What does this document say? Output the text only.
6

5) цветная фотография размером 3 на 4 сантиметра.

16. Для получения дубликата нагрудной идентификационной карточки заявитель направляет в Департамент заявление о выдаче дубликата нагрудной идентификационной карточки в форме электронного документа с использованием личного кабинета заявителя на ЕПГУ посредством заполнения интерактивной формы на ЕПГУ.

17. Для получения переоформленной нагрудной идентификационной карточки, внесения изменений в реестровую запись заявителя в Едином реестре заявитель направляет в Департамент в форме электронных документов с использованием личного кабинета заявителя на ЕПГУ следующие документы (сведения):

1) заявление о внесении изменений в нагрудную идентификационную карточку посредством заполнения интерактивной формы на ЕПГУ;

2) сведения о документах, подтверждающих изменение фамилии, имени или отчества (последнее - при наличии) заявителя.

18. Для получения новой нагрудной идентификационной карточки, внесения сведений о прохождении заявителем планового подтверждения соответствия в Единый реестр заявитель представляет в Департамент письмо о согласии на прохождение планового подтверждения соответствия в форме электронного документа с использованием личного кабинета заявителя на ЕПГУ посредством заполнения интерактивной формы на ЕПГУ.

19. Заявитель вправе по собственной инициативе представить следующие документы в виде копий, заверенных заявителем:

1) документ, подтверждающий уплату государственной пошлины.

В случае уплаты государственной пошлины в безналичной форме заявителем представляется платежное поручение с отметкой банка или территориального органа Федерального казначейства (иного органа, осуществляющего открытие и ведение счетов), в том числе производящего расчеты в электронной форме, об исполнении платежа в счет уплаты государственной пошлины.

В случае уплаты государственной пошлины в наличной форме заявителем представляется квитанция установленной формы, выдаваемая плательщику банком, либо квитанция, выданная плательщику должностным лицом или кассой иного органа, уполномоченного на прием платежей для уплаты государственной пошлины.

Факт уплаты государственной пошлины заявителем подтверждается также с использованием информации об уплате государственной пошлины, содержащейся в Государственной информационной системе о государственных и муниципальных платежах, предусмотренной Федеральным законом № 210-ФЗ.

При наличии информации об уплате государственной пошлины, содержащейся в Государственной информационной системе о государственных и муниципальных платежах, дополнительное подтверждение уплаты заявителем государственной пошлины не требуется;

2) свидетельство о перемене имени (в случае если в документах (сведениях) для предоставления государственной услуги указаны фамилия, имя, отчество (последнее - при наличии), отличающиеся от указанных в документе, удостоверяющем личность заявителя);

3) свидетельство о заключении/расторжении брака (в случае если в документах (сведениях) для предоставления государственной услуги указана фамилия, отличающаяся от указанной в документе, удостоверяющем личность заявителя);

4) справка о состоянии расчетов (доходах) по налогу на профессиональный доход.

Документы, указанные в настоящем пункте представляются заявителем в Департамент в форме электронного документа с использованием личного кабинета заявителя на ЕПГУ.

PROMPT
Repeat all of the records above exactly as written.

RESULT BELOW
What does this document say? Output the text only.
6

5) цветная фотография размером 3 на 4 сантиметра.

16. Для получения дубликата нагрудной идентификационной карточки заявитель направляет в Департамент заявление о выдаче дубликата нагрудной идентификационной карточки в форме электронного документа с использованием личного кабинета заявителя на ЕПГУ посредством заполнения интерактивной формы на ЕПГУ.

17. Для получения переоформленной нагрудной идентификационной карточки, внесения изменений в реестровую запись заявителя в Едином реестре заявитель направляет в Департамент в форме электронных документов с использованием личного кабинета заявителя на ЕПГУ следующие документы (сведения):

1) заявление о внесении изменений в нагрудную идентификационную карточку посредством заполнения интерактивной формы на ЕПГУ;

2) сведения о документах, подтверждающих изменение фамилии, имени или отчества (последнее - при наличии) заявителя.

18. Для получения новой нагрудной идентификационной карточки, внесения сведений о прохождении заявителем планового подтверждения соответствия в Единый реестр заявитель представляет в Департамент письмо о согласии на прохождение планового подтверждения соответствия в форме электронного документа с использованием личного кабинета заявителя на ЕПГУ посредством заполнения интерактивной формы на ЕПГУ.

19. Заявитель вправе по собственной инициативе представить следующие документы в виде копий, заверенных заявителем:

1) документ, подтверждающий уплату государственной пошлины.

В случае уплаты государственной пошлины в безналичной форме заявителем представляется платежное поручение с отметкой банка или территориального органа Федерального казначейства (иного органа, осуществляющего открытие и ведение счетов), в том числе производящего расчеты в электронной форме, об исполнении платежа в счет уплаты государственной пошлины.

В случае уплаты государственной пошлины в наличной форме заявителем представляется квитанция установленной формы, выдаваемая плательщику банком, либо квитанция, выданная плательщику должностным лицом или кассой иного органа, уполномоченного на прием платежей для уплаты государственной пошлины.

Факт уплаты государственной пошлины заявителем подтверждается также с использованием информации об уплате государственной пошлины, содержащейся в Государственной информационной системе о государственных и муниципальных платежах, предусмотренной Федеральным законом № 210-ФЗ.

При наличии информации об уплате государственной пошлины, содержащейся в Государственной информационной системе о государственных и муниципальных платежах, дополнительное подтверждение уплаты заявителем государственной пошлины не требуется;

2) свидетельство о перемене имени (в случае если в документах (сведениях) для предоставления государственной услуги указаны фамилия, имя, отчество (последнее - при наличии), отличающиеся от указанных в документе, удостоверяющем личность заявителя);

3) свидетельство о заключении/расторжении брака (в случае если в документах (сведениях) для предоставления государственной услуги указана фамилия, отличающаяся от указанной в документе, удостоверяющем личность заявителя);

4) справка о состоянии расчетов (доходах) по налогу на профессиональный доход.

Документы, указанные в настоящем пункте представляются заявителем в Департамент в форме электронного документа с использованием личного кабинета заявителя на ЕПГУ.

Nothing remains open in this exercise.